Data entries
○ ○ ○ ○ ○ ○ ○

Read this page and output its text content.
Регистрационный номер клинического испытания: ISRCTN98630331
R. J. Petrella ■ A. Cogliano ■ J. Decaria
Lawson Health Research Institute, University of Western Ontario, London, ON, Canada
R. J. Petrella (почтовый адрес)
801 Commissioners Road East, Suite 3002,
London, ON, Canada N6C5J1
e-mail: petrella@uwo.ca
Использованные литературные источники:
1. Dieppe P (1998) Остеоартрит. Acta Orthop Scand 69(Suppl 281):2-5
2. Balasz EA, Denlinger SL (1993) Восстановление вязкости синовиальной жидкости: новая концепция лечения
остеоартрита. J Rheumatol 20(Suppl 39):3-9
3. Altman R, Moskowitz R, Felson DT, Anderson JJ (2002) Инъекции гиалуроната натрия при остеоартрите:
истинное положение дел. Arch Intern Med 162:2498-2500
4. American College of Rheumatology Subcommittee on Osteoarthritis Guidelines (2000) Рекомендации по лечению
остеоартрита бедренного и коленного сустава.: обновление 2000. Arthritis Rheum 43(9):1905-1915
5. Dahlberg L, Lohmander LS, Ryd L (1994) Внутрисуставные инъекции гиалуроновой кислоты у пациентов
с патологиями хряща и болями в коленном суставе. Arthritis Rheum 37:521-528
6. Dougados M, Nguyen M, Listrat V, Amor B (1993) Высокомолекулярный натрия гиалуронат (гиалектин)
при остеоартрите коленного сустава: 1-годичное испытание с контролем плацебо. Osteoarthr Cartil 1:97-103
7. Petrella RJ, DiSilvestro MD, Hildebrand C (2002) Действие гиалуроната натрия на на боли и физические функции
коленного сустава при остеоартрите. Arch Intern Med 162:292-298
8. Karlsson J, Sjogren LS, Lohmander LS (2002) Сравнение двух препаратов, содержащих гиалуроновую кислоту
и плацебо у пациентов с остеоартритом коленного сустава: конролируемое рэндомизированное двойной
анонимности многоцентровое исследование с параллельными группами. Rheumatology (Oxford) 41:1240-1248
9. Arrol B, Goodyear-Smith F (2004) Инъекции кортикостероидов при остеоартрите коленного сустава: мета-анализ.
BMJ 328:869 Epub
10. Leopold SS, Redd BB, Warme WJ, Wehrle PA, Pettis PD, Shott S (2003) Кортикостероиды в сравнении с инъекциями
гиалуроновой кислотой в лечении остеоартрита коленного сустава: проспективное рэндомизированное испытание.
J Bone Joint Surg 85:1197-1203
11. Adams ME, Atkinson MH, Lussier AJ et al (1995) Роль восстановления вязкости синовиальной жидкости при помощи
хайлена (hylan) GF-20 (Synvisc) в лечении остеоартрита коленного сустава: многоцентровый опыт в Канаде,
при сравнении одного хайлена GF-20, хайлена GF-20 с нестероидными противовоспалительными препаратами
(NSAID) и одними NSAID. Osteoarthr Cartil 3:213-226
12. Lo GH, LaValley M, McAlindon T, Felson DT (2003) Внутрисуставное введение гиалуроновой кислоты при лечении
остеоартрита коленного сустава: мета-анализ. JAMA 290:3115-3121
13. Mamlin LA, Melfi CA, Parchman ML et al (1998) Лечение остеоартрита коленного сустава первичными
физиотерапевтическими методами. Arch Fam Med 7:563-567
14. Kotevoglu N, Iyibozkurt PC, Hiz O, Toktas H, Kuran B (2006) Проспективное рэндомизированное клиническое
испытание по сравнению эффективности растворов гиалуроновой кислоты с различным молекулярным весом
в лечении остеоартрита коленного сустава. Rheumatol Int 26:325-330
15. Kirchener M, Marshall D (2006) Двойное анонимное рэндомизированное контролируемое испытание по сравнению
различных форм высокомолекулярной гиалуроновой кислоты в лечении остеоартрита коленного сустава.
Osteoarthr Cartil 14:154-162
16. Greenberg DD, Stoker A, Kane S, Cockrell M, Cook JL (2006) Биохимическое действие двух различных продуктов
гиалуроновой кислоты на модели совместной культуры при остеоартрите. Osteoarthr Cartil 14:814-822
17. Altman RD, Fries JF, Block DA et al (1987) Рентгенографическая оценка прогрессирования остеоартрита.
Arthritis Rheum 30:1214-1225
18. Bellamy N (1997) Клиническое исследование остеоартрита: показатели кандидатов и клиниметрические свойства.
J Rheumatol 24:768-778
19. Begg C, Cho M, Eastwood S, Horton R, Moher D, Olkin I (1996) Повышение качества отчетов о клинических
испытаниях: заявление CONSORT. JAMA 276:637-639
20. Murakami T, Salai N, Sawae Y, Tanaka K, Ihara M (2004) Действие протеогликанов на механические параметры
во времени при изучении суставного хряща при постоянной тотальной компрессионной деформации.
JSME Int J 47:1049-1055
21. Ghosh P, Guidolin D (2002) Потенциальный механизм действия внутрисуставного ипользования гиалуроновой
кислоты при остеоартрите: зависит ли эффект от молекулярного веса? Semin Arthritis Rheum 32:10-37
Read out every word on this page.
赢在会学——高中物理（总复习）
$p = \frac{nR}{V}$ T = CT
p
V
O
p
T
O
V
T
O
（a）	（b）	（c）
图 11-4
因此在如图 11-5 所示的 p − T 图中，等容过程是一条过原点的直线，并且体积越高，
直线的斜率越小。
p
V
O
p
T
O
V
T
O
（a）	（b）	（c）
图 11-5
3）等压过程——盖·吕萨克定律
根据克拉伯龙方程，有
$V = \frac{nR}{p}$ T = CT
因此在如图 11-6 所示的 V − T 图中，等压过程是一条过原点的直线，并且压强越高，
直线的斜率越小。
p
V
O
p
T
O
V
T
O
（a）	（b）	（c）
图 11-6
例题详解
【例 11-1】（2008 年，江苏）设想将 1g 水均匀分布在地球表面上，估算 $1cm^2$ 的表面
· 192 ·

○ ○ ○ ○ ○ ○ ○

→ WHAT IS BEING ASKED
Return each line of the records above exactly as it reads.

→ REPLY TO THE EXERCISE
Read this page and output its text content.
Регистрационный номер клинического испытания: ISRCTN98630331
R. J. Petrella ■ A. Cogliano ■ J. Decaria
Lawson Health Research Institute, University of Western Ontario, London, ON, Canada
R. J. Petrella (почтовый адрес)
801 Commissioners Road East, Suite 3002,
London, ON, Canada N6C5J1
e-mail: petrella@uwo.ca
Использованные литературные источники:
1. Dieppe P (1998) Остеоартрит. Acta Orthop Scand 69(Suppl 281):2-5
2. Balasz EA, Denlinger SL (1993) Восстановление вязкости синовиальной жидкости: новая концепция лечения
остеоартрита. J Rheumatol 20(Suppl 39):3-9
3. Altman R, Moskowitz R, Felson DT, Anderson JJ (2002) Инъекции гиалуроната натрия при остеоартрите:
истинное положение дел. Arch Intern Med 162:2498-2500
4. American College of Rheumatology Subcommittee on Osteoarthritis Guidelines (2000) Рекомендации по лечению
остеоартрита бедренного и коленного сустава.: обновление 2000. Arthritis Rheum 43(9):1905-1915
5. Dahlberg L, Lohmander LS, Ryd L (1994) Внутрисуставные инъекции гиалуроновой кислоты у пациентов
с патологиями хряща и болями в коленном суставе. Arthritis Rheum 37:521-528
6. Dougados M, Nguyen M, Listrat V, Amor B (1993) Высокомолекулярный натрия гиалуронат (гиалектин)
при остеоартрите коленного сустава: 1-годичное испытание с контролем плацебо. Osteoarthr Cartil 1:97-103
7. Petrella RJ, DiSilvestro MD, Hildebrand C (2002) Действие гиалуроната натрия на на боли и физические функции
коленного сустава при остеоартрите. Arch Intern Med 162:292-298
8. Karlsson J, Sjogren LS, Lohmander LS (2002) Сравнение двух препаратов, содержащих гиалуроновую кислоту
и плацебо у пациентов с остеоартритом коленного сустава: конролируемое рэндомизированное двойной
анонимности многоцентровое исследование с параллельными группами. Rheumatology (Oxford) 41:1240-1248
9. Arrol B, Goodyear-Smith F (2004) Инъекции кортикостероидов при остеоартрите коленного сустава: мета-анализ.
BMJ 328:869 Epub
10. Leopold SS, Redd BB, Warme WJ, Wehrle PA, Pettis PD, Shott S (2003) Кортикостероиды в сравнении с инъекциями
гиалуроновой кислотой в лечении остеоартрита коленного сустава: проспективное рэндомизированное испытание.
J Bone Joint Surg 85:1197-1203
11. Adams ME, Atkinson MH, Lussier AJ et al (1995) Роль восстановления вязкости синовиальной жидкости при помощи
хайлена (hylan) GF-20 (Synvisc) в лечении остеоартрита коленного сустава: многоцентровый опыт в Канаде,
при сравнении одного хайлена GF-20, хайлена GF-20 с нестероидными противовоспалительными препаратами
(NSAID) и одними NSAID. Osteoarthr Cartil 3:213-226
12. Lo GH, LaValley M, McAlindon T, Felson DT (2003) Внутрисуставное введение гиалуроновой кислоты при лечении
остеоартрита коленного сустава: мета-анализ. JAMA 290:3115-3121
13. Mamlin LA, Melfi CA, Parchman ML et al (1998) Лечение остеоартрита коленного сустава первичными
физиотерапевтическими методами. Arch Fam Med 7:563-567
14. Kotevoglu N, Iyibozkurt PC, Hiz O, Toktas H, Kuran B (2006) Проспективное рэндомизированное клиническое
испытание по сравнению эффективности растворов гиалуроновой кислоты с различным молекулярным весом
в лечении остеоартрита коленного сустава. Rheumatol Int 26:325-330
15. Kirchener M, Marshall D (2006) Двойное анонимное рэндомизированное контролируемое испытание по сравнению
различных форм высокомолекулярной гиалуроновой кислоты в лечении остеоартрита коленного сустава.
Osteoarthr Cartil 14:154-162
16. Greenberg DD, Stoker A, Kane S, Cockrell M, Cook JL (2006) Биохимическое действие двух различных продуктов
гиалуроновой кислоты на модели совместной культуры при остеоартрите. Osteoarthr Cartil 14:814-822
17. Altman RD, Fries JF, Block DA et al (1987) Рентгенографическая оценка прогрессирования остеоартрита.
Arthritis Rheum 30:1214-1225
18. Bellamy N (1997) Клиническое исследование остеоартрита: показатели кандидатов и клиниметрические свойства.
J Rheumatol 24:768-778
19. Begg C, Cho M, Eastwood S, Horton R, Moher D, Olkin I (1996) Повышение качества отчетов о клинических
испытаниях: заявление CONSORT. JAMA 276:637-639
20. Murakami T, Salai N, Sawae Y, Tanaka K, Ihara M (2004) Действие протеогликанов на механические параметры
во времени при изучении суставного хряща при постоянной тотальной компрессионной деформации.
JSME Int J 47:1049-1055
21. Ghosh P, Guidolin D (2002) Потенциальный механизм действия внутрисуставного ипользования гиалуроновой
кислоты при остеоартрите: зависит ли эффект от молекулярного веса? Semin Arthritis Rheum 32:10-37
Read out every word on this page.
赢在会学——高中物理（总复习）
$p = \frac{nR}{V}$ T = CT
p
V
O
p
T
O
V
T
O
（a）	（b）	（c）
图 11-4
因此在如图 11-5 所示的 p − T 图中，等容过程是一条过原点的直线，并且体积越高，
直线的斜率越小。
p
V
O
p
T
O
V
T
O
（a）	（b）	（c）
图 11-5
3）等压过程——盖·吕萨克定律
根据克拉伯龙方程，有
$V = \frac{nR}{p}$ T = CT
因此在如图 11-6 所示的 V − T 图中，等压过程是一条过原点的直线，并且压强越高，
直线的斜率越小。
p
V
O
p
T
O
V
T
O
（a）	（b）	（c）
图 11-6
例题详解
【例 11-1】（2008 年，江苏）设想将 1g 水均匀分布在地球表面上，估算 $1cm^2$ 的表面
· 192 ·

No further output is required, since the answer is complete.